* _WRITTEN TASK_
Copy each line that has the string "entrance" somewhere in it.

* _DATA SUPPLIED_
####################
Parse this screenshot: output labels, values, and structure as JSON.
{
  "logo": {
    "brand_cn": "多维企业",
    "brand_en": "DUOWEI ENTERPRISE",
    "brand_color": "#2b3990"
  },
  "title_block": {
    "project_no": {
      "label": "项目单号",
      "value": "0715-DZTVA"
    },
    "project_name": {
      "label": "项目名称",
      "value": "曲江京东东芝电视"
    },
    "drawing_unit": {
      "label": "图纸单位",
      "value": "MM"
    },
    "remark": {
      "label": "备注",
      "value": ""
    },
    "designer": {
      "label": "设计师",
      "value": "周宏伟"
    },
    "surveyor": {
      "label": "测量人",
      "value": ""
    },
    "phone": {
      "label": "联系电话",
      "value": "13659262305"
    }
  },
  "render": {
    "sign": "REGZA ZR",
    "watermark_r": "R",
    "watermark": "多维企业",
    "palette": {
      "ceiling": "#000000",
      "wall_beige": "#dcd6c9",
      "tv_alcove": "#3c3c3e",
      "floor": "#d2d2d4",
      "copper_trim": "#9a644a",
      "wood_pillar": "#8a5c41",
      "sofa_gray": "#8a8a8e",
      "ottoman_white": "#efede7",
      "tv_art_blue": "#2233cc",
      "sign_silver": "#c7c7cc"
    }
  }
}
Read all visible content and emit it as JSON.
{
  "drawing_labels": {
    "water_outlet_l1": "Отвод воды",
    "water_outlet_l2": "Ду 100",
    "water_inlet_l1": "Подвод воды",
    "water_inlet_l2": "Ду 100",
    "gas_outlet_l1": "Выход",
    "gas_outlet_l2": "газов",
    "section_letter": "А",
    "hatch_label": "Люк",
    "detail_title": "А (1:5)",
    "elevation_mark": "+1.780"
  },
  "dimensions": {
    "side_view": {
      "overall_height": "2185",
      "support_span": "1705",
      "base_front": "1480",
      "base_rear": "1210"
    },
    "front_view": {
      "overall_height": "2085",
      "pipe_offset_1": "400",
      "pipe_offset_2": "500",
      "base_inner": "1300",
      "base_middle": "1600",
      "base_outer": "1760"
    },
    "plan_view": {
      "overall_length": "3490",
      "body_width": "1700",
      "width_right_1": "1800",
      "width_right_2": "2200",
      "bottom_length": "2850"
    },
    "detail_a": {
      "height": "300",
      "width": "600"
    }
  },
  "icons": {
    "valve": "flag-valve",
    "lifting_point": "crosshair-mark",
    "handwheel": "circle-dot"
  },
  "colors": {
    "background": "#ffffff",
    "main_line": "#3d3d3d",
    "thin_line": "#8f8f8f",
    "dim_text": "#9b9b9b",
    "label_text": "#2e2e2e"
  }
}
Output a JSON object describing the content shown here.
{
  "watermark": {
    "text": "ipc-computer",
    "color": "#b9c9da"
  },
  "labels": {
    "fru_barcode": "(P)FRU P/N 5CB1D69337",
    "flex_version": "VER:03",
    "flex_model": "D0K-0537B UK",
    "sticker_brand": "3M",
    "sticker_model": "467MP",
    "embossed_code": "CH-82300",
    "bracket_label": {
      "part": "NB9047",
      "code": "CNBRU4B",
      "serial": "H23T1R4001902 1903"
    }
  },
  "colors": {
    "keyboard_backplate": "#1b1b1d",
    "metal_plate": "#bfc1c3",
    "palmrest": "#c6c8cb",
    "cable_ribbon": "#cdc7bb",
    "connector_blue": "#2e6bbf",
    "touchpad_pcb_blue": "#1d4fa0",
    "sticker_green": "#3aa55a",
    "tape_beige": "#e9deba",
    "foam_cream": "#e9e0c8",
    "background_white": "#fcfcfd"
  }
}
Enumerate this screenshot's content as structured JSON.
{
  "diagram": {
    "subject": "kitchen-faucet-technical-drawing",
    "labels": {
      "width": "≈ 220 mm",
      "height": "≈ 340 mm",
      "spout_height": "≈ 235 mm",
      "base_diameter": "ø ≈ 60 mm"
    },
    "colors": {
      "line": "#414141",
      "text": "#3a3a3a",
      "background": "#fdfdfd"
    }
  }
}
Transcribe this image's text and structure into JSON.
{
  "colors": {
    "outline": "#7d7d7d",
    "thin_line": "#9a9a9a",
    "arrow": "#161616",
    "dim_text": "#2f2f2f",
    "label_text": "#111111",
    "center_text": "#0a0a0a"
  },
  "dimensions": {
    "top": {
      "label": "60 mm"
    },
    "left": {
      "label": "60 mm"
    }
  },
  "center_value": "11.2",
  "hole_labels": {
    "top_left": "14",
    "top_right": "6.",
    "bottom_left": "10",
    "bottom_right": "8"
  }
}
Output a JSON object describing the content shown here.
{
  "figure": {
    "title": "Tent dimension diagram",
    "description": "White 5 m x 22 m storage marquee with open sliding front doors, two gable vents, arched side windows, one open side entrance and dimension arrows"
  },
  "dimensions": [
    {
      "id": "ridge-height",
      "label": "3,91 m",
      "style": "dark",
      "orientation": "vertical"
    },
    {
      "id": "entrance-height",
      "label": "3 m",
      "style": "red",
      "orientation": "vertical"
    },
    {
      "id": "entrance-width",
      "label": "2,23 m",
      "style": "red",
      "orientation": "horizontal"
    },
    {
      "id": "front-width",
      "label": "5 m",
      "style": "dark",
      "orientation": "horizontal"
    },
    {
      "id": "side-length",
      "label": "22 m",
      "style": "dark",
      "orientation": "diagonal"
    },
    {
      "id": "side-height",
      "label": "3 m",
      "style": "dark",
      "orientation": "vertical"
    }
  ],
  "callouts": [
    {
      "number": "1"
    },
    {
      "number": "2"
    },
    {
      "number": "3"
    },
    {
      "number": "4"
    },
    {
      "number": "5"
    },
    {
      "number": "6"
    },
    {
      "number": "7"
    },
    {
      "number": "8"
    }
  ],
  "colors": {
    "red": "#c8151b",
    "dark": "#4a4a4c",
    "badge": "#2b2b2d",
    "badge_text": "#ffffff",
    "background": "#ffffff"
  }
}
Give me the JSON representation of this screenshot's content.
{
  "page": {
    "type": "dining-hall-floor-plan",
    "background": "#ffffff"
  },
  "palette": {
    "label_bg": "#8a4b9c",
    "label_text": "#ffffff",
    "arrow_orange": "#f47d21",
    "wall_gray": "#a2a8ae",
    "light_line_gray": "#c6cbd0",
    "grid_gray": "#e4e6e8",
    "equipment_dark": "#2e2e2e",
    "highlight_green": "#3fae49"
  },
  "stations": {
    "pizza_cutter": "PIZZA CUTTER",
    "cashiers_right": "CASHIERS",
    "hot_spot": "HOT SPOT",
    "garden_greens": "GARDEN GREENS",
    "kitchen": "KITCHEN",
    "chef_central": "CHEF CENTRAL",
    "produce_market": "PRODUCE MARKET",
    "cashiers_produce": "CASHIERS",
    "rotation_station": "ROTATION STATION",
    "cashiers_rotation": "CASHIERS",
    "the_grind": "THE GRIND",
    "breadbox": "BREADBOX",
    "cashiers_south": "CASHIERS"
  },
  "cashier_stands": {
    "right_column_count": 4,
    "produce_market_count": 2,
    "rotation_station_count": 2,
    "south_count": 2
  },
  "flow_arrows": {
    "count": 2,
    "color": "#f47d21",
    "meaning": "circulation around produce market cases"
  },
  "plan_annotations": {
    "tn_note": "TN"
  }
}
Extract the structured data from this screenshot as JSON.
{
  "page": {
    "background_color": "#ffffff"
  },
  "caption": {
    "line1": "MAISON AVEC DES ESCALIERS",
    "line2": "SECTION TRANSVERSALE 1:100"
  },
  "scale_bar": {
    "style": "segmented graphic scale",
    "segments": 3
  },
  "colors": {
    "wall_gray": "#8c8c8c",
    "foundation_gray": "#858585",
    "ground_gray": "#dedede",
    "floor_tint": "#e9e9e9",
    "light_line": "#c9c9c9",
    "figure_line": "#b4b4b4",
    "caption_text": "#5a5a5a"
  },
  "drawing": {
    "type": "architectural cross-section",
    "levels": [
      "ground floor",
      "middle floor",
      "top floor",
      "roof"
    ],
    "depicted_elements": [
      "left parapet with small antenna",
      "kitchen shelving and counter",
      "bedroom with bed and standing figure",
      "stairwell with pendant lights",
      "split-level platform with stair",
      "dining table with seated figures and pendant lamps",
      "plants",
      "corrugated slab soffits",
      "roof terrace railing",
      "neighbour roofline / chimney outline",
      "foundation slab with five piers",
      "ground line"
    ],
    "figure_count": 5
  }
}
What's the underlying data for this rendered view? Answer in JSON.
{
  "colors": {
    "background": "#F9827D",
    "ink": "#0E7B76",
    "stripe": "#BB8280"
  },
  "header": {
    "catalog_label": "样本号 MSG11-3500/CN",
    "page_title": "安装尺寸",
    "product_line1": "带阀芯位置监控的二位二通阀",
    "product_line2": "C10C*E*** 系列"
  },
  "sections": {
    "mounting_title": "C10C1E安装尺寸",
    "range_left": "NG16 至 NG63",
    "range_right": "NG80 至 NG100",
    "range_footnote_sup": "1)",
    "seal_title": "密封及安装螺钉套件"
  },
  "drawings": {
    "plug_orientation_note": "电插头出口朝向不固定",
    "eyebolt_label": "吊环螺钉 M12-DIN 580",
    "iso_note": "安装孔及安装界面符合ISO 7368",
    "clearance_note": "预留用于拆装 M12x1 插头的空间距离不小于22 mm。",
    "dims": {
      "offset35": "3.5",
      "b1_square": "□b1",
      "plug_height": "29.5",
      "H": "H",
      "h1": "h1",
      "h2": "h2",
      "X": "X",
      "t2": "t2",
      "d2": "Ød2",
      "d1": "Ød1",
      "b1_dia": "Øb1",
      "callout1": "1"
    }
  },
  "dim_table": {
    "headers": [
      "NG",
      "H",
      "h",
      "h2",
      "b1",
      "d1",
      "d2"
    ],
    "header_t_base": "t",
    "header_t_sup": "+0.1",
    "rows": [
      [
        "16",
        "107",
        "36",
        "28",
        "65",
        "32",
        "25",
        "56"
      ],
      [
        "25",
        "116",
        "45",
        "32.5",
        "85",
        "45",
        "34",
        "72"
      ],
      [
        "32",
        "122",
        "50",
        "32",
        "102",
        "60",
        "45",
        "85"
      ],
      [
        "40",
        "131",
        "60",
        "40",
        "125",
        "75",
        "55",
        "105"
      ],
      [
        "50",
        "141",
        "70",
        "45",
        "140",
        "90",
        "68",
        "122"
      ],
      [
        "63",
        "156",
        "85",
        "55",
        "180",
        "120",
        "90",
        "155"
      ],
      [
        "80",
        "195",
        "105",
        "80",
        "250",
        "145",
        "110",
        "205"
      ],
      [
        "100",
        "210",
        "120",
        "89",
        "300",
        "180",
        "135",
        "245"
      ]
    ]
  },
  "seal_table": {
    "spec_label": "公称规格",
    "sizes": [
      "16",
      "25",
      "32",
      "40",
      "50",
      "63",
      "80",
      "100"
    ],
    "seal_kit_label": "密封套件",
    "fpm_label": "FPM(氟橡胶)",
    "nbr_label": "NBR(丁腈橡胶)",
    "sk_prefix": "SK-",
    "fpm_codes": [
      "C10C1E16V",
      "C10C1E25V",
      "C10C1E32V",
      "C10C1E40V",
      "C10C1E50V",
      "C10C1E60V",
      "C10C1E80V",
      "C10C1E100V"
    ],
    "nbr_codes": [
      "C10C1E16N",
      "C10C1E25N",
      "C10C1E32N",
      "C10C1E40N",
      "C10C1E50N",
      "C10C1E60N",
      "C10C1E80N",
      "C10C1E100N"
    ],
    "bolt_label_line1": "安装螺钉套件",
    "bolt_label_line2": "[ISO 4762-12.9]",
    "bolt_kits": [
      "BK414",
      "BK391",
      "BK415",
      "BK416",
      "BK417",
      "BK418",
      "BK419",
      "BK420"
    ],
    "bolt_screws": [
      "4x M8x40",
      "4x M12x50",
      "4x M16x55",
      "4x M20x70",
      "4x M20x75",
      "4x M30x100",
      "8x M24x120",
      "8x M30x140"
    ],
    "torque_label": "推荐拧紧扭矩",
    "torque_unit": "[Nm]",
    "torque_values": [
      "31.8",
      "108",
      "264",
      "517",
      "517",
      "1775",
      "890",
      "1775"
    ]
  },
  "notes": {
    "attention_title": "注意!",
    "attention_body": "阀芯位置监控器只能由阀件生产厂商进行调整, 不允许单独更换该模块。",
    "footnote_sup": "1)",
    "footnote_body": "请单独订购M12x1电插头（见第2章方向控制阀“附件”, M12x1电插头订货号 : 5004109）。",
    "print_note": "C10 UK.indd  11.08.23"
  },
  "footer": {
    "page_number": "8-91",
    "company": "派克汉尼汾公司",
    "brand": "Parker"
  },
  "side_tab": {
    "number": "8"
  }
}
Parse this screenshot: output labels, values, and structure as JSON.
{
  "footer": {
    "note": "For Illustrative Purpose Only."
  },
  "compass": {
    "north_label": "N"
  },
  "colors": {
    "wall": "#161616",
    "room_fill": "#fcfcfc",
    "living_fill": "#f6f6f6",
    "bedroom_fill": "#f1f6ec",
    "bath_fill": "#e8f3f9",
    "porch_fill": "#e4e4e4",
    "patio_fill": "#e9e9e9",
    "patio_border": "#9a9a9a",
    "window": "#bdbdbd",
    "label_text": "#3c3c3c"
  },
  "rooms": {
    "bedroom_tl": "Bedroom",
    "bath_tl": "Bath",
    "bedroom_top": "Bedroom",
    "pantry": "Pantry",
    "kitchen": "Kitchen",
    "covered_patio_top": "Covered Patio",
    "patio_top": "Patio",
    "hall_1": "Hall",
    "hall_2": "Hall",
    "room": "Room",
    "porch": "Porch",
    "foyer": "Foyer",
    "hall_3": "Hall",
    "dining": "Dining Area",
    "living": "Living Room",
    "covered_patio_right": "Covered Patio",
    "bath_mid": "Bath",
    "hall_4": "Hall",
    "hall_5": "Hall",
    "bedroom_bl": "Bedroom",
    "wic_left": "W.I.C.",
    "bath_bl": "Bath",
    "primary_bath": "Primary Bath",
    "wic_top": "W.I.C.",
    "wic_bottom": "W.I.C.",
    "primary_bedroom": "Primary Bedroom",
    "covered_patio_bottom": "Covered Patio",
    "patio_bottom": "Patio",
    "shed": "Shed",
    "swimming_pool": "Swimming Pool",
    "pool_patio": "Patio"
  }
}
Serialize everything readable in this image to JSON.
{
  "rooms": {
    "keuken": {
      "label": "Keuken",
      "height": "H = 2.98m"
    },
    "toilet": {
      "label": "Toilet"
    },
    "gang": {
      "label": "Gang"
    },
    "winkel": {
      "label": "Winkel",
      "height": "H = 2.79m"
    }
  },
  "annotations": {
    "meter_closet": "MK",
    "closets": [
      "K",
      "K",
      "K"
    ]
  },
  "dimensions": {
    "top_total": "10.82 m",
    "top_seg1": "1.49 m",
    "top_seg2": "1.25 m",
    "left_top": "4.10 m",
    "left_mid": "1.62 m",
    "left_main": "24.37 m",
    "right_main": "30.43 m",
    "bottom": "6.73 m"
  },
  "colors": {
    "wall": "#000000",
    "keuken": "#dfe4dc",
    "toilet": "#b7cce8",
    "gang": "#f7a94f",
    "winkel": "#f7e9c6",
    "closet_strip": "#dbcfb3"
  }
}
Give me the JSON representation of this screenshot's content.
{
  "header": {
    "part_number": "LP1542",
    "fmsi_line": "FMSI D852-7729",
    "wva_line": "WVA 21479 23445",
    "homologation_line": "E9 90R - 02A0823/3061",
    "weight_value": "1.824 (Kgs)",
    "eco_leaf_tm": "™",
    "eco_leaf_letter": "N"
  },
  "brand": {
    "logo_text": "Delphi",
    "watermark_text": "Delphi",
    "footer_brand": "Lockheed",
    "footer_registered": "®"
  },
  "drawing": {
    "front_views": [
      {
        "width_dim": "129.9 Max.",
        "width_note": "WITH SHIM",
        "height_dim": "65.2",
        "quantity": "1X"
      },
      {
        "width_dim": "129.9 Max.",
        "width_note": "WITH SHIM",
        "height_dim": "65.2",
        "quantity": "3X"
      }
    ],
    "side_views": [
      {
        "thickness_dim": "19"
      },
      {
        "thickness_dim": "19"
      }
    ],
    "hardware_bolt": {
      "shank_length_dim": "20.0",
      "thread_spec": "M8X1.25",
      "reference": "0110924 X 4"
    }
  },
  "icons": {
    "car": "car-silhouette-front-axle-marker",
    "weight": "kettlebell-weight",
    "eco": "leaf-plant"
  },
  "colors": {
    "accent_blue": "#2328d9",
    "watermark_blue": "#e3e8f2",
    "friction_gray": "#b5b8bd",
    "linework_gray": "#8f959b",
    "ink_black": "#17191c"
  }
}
####################
* _OUTPUT OF THE TASK_
    "description": "White 5 m x 22 m storage marquee with open sliding front doors, two gable vents, arched side windows, one open side entrance and dimension arrows"
      "id": "entrance-height",
      "id": "entrance-width",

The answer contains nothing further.